— START OF Task input —
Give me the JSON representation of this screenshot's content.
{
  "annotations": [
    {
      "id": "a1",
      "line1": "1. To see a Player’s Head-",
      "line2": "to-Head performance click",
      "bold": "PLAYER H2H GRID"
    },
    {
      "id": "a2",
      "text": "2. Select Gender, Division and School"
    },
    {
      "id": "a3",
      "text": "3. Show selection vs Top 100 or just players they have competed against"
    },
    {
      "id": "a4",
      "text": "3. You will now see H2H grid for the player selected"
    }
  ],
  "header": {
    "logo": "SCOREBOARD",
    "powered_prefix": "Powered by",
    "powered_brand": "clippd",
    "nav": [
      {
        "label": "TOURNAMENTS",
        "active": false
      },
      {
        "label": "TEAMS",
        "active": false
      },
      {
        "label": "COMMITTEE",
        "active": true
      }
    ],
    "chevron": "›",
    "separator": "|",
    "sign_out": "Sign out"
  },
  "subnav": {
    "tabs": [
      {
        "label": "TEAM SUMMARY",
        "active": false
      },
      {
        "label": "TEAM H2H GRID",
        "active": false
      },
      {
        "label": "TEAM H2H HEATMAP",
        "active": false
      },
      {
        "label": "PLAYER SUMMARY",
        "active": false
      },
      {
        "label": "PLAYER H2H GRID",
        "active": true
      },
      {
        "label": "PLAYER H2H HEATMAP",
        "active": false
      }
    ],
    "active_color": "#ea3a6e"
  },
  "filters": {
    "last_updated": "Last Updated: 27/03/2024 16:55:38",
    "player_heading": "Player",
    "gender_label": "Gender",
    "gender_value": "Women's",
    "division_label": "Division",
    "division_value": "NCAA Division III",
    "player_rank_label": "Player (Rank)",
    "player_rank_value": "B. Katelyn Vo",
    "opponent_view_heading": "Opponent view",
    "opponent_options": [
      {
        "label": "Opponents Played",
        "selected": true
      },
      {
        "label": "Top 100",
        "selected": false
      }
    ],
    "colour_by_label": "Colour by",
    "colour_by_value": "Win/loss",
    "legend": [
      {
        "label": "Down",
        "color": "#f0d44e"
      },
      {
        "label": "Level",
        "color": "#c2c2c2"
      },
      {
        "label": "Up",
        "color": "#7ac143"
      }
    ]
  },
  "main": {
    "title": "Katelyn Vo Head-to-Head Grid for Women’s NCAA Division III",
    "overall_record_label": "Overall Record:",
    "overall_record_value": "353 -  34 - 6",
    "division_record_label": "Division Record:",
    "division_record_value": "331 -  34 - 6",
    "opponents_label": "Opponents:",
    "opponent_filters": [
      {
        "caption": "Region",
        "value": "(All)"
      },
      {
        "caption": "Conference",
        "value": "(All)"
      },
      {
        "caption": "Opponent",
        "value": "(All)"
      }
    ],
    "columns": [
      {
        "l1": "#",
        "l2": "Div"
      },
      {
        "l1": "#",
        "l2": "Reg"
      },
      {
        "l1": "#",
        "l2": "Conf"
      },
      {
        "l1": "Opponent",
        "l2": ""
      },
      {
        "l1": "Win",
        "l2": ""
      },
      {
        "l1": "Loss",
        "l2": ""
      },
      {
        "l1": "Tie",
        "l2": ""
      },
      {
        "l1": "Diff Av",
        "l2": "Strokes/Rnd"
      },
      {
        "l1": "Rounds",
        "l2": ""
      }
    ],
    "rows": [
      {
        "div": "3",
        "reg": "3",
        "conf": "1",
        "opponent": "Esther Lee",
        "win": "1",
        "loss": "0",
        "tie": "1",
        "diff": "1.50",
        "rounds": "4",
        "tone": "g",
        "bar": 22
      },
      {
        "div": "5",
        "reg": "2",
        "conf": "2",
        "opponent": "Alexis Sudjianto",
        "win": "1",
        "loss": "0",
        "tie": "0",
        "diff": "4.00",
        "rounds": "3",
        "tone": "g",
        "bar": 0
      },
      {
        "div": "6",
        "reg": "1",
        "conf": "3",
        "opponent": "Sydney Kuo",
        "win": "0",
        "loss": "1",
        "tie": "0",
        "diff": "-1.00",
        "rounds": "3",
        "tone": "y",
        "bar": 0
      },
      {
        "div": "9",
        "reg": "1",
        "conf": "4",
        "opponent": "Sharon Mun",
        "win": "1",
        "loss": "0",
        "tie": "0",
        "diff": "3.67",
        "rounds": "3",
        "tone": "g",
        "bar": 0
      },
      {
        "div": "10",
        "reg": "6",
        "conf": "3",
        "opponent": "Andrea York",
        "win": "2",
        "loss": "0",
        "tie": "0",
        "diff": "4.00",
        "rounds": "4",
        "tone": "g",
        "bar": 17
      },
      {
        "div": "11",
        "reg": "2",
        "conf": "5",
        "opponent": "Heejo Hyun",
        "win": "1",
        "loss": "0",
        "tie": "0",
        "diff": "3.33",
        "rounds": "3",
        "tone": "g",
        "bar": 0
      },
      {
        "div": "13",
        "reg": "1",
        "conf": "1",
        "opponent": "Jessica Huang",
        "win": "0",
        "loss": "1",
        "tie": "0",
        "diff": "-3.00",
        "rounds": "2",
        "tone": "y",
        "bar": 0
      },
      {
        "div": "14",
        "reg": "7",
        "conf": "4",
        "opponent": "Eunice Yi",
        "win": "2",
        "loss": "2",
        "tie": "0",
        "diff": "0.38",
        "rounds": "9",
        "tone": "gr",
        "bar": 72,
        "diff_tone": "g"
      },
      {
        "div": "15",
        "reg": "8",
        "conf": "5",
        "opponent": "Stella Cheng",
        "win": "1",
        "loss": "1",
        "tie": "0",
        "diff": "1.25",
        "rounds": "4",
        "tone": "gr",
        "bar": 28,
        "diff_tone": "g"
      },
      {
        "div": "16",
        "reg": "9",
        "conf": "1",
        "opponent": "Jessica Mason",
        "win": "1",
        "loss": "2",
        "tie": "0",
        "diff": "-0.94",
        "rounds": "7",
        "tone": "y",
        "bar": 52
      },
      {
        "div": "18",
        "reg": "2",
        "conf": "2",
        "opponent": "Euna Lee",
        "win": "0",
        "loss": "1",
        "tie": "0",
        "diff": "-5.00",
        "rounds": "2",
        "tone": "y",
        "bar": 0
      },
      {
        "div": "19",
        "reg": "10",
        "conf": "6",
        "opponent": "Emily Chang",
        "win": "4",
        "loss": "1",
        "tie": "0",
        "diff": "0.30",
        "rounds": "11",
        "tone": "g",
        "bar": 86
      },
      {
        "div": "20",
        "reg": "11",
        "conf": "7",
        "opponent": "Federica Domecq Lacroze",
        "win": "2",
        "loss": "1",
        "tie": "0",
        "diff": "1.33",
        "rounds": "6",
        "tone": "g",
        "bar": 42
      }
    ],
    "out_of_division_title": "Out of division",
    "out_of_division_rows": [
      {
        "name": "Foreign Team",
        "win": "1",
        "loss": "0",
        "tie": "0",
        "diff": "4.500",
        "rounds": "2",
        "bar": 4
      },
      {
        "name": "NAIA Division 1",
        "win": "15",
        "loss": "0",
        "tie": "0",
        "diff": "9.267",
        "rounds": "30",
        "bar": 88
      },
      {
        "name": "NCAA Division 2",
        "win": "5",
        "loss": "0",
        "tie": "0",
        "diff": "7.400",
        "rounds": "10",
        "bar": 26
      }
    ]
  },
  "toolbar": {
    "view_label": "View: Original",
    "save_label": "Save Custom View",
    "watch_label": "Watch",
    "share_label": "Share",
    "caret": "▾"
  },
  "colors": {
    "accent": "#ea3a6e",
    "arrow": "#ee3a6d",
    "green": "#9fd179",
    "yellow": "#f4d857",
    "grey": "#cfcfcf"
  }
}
— END OF Task input —
- [Description of the task] Identify and copy lines that hold the string "Women".

- [Response to this task]
    "gender_value": "Women's",
    "title": "Katelyn Vo Head-to-Head Grid for Women’s NCAA Division III",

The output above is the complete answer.